--- BEGIN Document section ---

White students criticized for dressing up in gangsta gear.

Map of Max Palevsky Residential Commons at the University of Chicago's Hyde Park campus
Photo: University of Chicago

The "ghetto" party at the University of Chicago dorm last month in which students wore sideways baseball caps, sagged jeans and gold chains and listened to 50 Cent and Nelly while sipping from beer bottles wrapped in brown paper bags might have escaped attention if only for one factor: All the attendees were white.

The 20 or so students who organized and attended the "straight thuggin' " party at the university on the south side of Chicago have set off a campus debate about race relations at the school, whose undergrad population is around 4 percent black.

The flap over the party led the university's president, Don Randel, to call for an open meeting on Tuesday to discuss the campus atmosphere for minority students and staff and seek suggestions from faculty on how to create programs about the issues raised by the incident. The school, which is surrounded by largely poor and minority neighborhoods, is worried that the party could reinforce the feelings of isolation minority students already feel on campus and undermine the outreach to the local community.

"The issues at stake ... are larger than this one distressing episode and raise questions about the campus climate for minority students, faculty and staff," Randel and other administrators wrote in a letter e-mailed to students last week. The letter called the theme of the October 14 party — also known as a "ghetto" party — offensive and said it "parodied racial stereotypes based on assumptions about economically disadvantaged members of society."

The immediate reaction to the party set off a flurry of e-mails and Web postings among students and a "tremendous" outcry from students of color that focused less on the clothing than on the appropriation of the terms "ghetto" and "thuggin'," according to the university's vice president and dean of students, Stephen Klass. "The issue was the blanket use of these terms as equaling black society in America in a demeaning way," Klass said. "The students who held the party were horrified that it was perceived this way, but for us the party is one thing. As much as we were dismayed, the larger issue is that a place like this is all about intellectual diversity and freedom of speech, but when things like this happen people feel marginalized and it affects our ability to have open and free discourse."

--- END Document section ---
--- BEGIN Information provided ---

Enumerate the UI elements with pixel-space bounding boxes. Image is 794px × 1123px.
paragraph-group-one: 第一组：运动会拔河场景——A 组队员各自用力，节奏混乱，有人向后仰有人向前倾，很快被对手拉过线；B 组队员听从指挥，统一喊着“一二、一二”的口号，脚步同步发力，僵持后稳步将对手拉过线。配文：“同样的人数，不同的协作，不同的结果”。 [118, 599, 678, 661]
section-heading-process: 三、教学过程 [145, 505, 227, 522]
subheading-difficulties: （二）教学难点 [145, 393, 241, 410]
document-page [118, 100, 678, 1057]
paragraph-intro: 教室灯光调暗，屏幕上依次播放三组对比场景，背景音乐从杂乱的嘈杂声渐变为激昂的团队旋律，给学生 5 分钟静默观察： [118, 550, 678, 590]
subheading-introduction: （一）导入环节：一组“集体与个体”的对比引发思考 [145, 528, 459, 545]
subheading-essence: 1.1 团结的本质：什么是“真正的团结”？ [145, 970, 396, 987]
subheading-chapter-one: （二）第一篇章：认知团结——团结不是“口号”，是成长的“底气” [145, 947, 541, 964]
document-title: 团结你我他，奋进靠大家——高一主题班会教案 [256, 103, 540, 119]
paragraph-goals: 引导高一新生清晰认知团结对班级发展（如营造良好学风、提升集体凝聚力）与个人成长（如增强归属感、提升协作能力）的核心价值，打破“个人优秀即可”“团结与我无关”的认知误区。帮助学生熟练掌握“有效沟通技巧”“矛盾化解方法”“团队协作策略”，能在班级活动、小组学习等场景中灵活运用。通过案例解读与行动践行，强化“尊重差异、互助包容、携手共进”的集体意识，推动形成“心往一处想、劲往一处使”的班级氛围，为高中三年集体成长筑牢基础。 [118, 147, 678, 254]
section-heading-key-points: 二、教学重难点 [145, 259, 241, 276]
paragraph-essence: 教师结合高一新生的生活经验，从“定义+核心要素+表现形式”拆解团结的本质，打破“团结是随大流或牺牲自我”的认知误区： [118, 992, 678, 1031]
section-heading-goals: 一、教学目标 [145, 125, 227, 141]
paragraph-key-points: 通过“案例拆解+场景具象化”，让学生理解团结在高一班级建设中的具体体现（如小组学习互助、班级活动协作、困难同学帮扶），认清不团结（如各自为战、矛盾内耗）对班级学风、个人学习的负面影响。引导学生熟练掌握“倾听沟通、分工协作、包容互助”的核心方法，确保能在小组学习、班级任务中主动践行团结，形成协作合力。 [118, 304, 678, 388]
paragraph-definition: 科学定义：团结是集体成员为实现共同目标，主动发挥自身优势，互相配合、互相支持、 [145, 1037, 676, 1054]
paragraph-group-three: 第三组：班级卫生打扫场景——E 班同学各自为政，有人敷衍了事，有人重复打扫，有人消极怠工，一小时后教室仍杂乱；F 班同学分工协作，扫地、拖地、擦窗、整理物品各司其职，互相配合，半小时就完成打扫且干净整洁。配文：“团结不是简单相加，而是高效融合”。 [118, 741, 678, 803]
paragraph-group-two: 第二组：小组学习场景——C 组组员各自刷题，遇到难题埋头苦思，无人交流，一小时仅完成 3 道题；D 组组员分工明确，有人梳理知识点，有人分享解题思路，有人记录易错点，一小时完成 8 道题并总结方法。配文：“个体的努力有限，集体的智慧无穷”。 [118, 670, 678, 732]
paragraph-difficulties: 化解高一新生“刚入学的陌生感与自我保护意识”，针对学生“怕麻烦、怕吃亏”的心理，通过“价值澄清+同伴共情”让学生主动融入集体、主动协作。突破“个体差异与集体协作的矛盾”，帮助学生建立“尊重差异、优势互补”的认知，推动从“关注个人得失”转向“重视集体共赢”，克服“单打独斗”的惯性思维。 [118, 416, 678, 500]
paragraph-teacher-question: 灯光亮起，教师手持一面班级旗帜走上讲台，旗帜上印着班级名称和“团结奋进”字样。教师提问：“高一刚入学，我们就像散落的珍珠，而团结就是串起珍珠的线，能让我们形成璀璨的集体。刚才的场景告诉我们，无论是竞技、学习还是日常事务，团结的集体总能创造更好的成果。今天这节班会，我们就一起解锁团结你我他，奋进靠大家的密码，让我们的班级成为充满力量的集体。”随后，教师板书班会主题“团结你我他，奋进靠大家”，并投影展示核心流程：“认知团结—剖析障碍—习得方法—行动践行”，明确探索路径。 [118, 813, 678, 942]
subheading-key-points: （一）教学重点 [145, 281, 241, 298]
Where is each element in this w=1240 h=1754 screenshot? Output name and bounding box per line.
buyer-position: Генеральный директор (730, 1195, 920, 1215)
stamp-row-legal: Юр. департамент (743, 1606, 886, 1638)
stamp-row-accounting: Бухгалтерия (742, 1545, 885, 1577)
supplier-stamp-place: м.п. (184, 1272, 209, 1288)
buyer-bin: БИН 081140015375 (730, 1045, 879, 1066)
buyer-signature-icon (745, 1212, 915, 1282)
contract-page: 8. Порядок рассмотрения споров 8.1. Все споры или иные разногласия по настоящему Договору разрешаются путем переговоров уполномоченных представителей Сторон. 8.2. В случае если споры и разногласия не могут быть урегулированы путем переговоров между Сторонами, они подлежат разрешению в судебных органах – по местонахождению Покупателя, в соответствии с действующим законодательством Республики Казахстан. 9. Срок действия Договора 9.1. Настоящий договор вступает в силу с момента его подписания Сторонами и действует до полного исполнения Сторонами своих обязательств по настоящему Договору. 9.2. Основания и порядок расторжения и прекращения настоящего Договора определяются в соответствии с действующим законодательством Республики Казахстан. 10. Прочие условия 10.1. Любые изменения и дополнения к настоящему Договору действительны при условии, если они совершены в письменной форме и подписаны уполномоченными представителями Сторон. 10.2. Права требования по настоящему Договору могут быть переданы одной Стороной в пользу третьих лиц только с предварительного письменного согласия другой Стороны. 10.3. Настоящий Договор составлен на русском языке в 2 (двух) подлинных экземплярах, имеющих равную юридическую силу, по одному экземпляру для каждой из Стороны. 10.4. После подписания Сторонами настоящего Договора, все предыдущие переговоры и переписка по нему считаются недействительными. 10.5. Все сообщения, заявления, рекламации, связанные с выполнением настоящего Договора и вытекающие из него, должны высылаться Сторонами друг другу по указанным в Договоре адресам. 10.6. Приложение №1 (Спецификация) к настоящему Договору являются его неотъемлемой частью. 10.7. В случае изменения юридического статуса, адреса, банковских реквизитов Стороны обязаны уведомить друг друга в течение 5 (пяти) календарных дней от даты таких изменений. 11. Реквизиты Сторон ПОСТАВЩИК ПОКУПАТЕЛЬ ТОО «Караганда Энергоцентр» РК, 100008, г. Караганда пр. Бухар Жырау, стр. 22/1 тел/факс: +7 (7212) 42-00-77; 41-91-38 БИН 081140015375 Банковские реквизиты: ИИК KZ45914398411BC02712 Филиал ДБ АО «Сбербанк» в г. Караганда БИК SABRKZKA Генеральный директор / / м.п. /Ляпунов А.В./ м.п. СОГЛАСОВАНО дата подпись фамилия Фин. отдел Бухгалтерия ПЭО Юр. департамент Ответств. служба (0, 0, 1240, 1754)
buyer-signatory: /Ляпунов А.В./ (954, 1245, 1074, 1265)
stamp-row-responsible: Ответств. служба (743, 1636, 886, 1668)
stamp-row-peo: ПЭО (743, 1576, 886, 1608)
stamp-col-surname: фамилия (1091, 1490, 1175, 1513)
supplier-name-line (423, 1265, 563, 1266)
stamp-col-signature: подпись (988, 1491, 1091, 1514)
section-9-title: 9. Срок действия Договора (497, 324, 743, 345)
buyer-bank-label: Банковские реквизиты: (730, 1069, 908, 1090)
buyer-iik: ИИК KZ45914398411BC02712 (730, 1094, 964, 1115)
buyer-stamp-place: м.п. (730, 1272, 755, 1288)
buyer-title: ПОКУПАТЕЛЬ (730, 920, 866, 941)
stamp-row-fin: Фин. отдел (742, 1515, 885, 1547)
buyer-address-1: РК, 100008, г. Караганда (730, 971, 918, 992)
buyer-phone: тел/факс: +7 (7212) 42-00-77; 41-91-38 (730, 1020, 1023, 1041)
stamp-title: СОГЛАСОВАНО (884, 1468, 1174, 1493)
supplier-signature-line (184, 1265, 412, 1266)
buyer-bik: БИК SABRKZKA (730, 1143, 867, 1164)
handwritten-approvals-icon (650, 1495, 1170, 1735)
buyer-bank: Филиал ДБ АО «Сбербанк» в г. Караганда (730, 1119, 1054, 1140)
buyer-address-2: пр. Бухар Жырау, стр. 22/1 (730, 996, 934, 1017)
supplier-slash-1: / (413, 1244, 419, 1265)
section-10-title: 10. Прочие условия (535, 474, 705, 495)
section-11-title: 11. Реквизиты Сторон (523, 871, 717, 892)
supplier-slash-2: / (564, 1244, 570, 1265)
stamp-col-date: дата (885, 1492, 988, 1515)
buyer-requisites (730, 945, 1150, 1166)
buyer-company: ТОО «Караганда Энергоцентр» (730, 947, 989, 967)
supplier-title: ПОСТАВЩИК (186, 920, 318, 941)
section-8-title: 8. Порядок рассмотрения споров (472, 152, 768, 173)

--- END Information provided ---

Tasks to complete »
**1)** In the article about the University of Chicago party, roughly what share of the school's undergraduate population is black?
**2)** Check each statement against the article about the University of Chicago party. Answer yes or no, and quote the deciding words.
(a) The party took place on October 14.
(b) The university's president called for an open meeting on Wednesday.
(c) Stephen Klass is the university's president.
**3)** Write out the passage of the article about the University of Chicago party starting at "Map of Max Palevsky" and ending at "attendees were white.".

Responses to the exercise »
**1)** Around 4 percent.

**2)**
(a) Yes: "the October 14 party"
(b) No: "to call for an open meeting on Tuesday"
(c) No: "the university's vice president and dean of students, Stephen Klass"

**3)**
Map of Max Palevsky Residential Commons at the University of Chicago's Hyde Park campus
Photo: University of Chicago

The "ghetto" party at the University of Chicago dorm last month in which students wore sideways baseball caps, sagged jeans and gold chains and listened to 50 Cent and Nelly while sipping from beer bottles wrapped in brown paper bags might have escaped attention if only for one factor: All the attendees were white.